■ **Requirements**
Pictures are not part of the copy; repeat everything else in the records exactly.

****************

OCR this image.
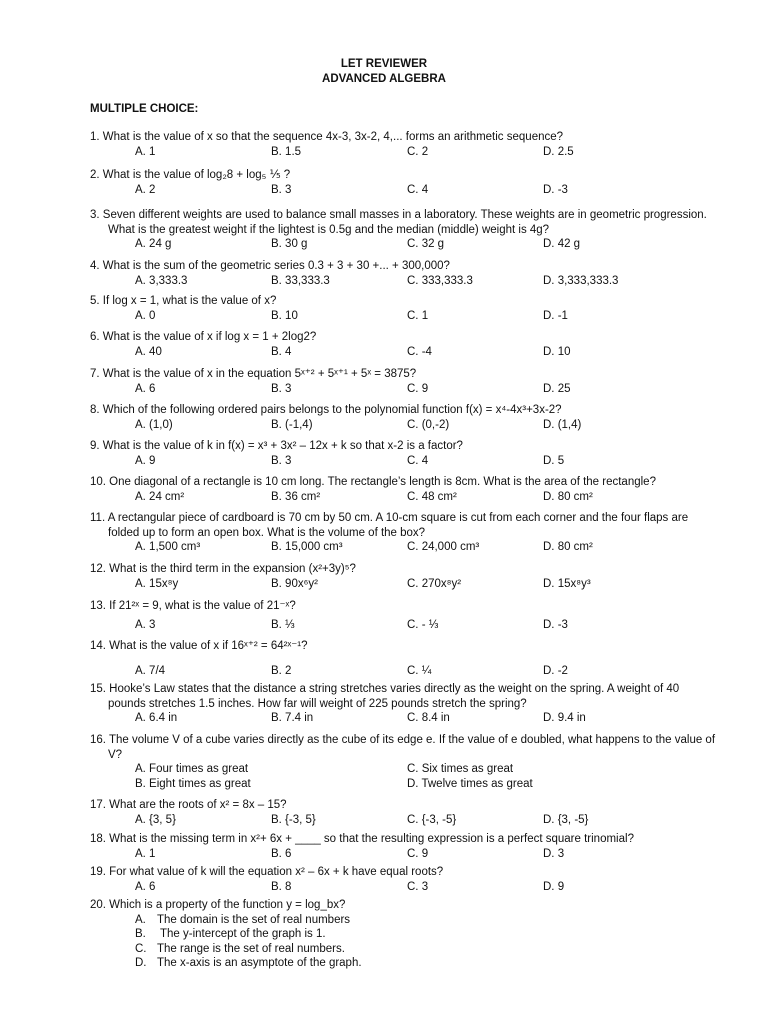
LET REVIEWER
ADVANCED ALGEBRA
MULTIPLE CHOICE:
1. What is the value of x so that the sequence 4x-3, 3x-2, 4,... forms an arithmetic sequence?
A. 1	B. 1.5	C. 2	D. 2.5
2. What is the value of log₂8 + log₅ ⅕ ?
A. 2	B. 3	C. 4	D. -3
3. Seven different weights are used to balance small masses in a laboratory. These weights are in geometric progression. What is the greatest weight if the lightest is 0.5g and the median (middle) weight is 4g?
A. 24 g	B. 30 g	C. 32 g	D. 42 g
4. What is the sum of the geometric series 0.3 + 3 + 30 +... + 300,000?
A. 3,333.3	B. 33,333.3	C. 333,333.3	D. 3,333,333.3
5. If log x = 1, what is the value of x?
A. 0	B. 10	C. 1	D. -1
6. What is the value of x if log x = 1 + 2log2?
A. 40	B. 4	C. -4	D. 10
7. What is the value of x in the equation 5ˣ⁺² + 5ˣ⁺¹ + 5ˣ = 3875?
A. 6	B. 3	C. 9	D. 25
8. Which of the following ordered pairs belongs to the polynomial function f(x) = x⁴-4x³+3x-2?
A. (1,0)	B. (-1,4)	C. (0,-2)	D. (1,4)
9. What is the value of k in f(x) = x³ + 3x² – 12x + k so that x-2 is a factor?
A. 9	B. 3	C. 4	D. 5
10. One diagonal of a rectangle is 10 cm long. The rectangle’s length is 8cm. What is the area of the rectangle?
A. 24 cm²	B. 36 cm²	C. 48 cm²	D. 80 cm²
11. A rectangular piece of cardboard is 70 cm by 50 cm. A 10-cm square is cut from each corner and the four flaps are folded up to form an open box. What is the volume of the box?
A. 1,500 cm³	B. 15,000 cm³	C. 24,000 cm³	D. 80 cm²
12. What is the third term in the expansion (x²+3y)⁵?
A. 15x⁸y	B. 90x⁶y²	C. 270x⁸y²	D. 15x⁸y³
13. If 21²ˣ = 9, what is the value of 21⁻ˣ?
A. 3	B. ⅓	C. - ⅓	D. -3
14. What is the value of x if 16ˣ⁺² = 64²ˣ⁻¹?
A. 7/4	B. 2	C. ¼	D. -2
15. Hooke’s Law states that the distance a string stretches varies directly as the weight on the spring. A weight of 40 pounds stretches 1.5 inches. How far will weight of 225 pounds stretch the spring?
A. 6.4 in	B. 7.4 in	C. 8.4 in	D. 9.4 in
16. The volume V of a cube varies directly as the cube of its edge e. If the value of e doubled, what happens to the value of V?
A. Four times as great	C. Six times as great
B. Eight times as great	D. Twelve times as great
17. What are the roots of x² = 8x – 15?
A. {3, 5}	B. {-3, 5}	C. {-3, -5}	D. {3, -5}
18. What is the missing term in x²+ 6x + ____ so that the resulting expression is a perfect square trinomial?
A. 1	B. 6	C. 9	D. 3
19. For what value of k will the equation x² – 6x + k have equal roots?
A. 6	B. 8	C. 3	D. 9
20. Which is a property of the function y = log_bx?
A. The domain is the set of real numbers
B. The y-intercept of the graph is 1.
C. The range is the set of real numbers.
D. The x-axis is an asymptote of the graph.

****************

■ **Answer in full**
OCR this image.
LET REVIEWER
ADVANCED ALGEBRA
MULTIPLE CHOICE:
1. What is the value of x so that the sequence 4x-3, 3x-2, 4,... forms an arithmetic sequence?
A. 1	B. 1.5	C. 2	D. 2.5
2. What is the value of log₂8 + log₅ ⅕ ?
A. 2	B. 3	C. 4	D. -3
3. Seven different weights are used to balance small masses in a laboratory. These weights are in geometric progression. What is the greatest weight if the lightest is 0.5g and the median (middle) weight is 4g?
A. 24 g	B. 30 g	C. 32 g	D. 42 g
4. What is the sum of the geometric series 0.3 + 3 + 30 +... + 300,000?
A. 3,333.3	B. 33,333.3	C. 333,333.3	D. 3,333,333.3
5. If log x = 1, what is the value of x?
A. 0	B. 10	C. 1	D. -1
6. What is the value of x if log x = 1 + 2log2?
A. 40	B. 4	C. -4	D. 10
7. What is the value of x in the equation 5ˣ⁺² + 5ˣ⁺¹ + 5ˣ = 3875?
A. 6	B. 3	C. 9	D. 25
8. Which of the following ordered pairs belongs to the polynomial function f(x) = x⁴-4x³+3x-2?
A. (1,0)	B. (-1,4)	C. (0,-2)	D. (1,4)
9. What is the value of k in f(x) = x³ + 3x² – 12x + k so that x-2 is a factor?
A. 9	B. 3	C. 4	D. 5
10. One diagonal of a rectangle is 10 cm long. The rectangle’s length is 8cm. What is the area of the rectangle?
A. 24 cm²	B. 36 cm²	C. 48 cm²	D. 80 cm²
11. A rectangular piece of cardboard is 70 cm by 50 cm. A 10-cm square is cut from each corner and the four flaps are folded up to form an open box. What is the volume of the box?
A. 1,500 cm³	B. 15,000 cm³	C. 24,000 cm³	D. 80 cm²
12. What is the third term in the expansion (x²+3y)⁵?
A. 15x⁸y	B. 90x⁶y²	C. 270x⁸y²	D. 15x⁸y³
13. If 21²ˣ = 9, what is the value of 21⁻ˣ?
A. 3	B. ⅓	C. - ⅓	D. -3
14. What is the value of x if 16ˣ⁺² = 64²ˣ⁻¹?
A. 7/4	B. 2	C. ¼	D. -2
15. Hooke’s Law states that the distance a string stretches varies directly as the weight on the spring. A weight of 40 pounds stretches 1.5 inches. How far will weight of 225 pounds stretch the spring?
A. 6.4 in	B. 7.4 in	C. 8.4 in	D. 9.4 in
16. The volume V of a cube varies directly as the cube of its edge e. If the value of e doubled, what happens to the value of V?
A. Four times as great	C. Six times as great
B. Eight times as great	D. Twelve times as great
17. What are the roots of x² = 8x – 15?
A. {3, 5}	B. {-3, 5}	C. {-3, -5}	D. {3, -5}
18. What is the missing term in x²+ 6x + ____ so that the resulting expression is a perfect square trinomial?
A. 1	B. 6	C. 9	D. 3
19. For what value of k will the equation x² – 6x + k have equal roots?
A. 6	B. 8	C. 3	D. 9
20. Which is a property of the function y = log_bx?
A. The domain is the set of real numbers
B. The y-intercept of the graph is 1.
C. The range is the set of real numbers.
D. The x-axis is an asymptote of the graph.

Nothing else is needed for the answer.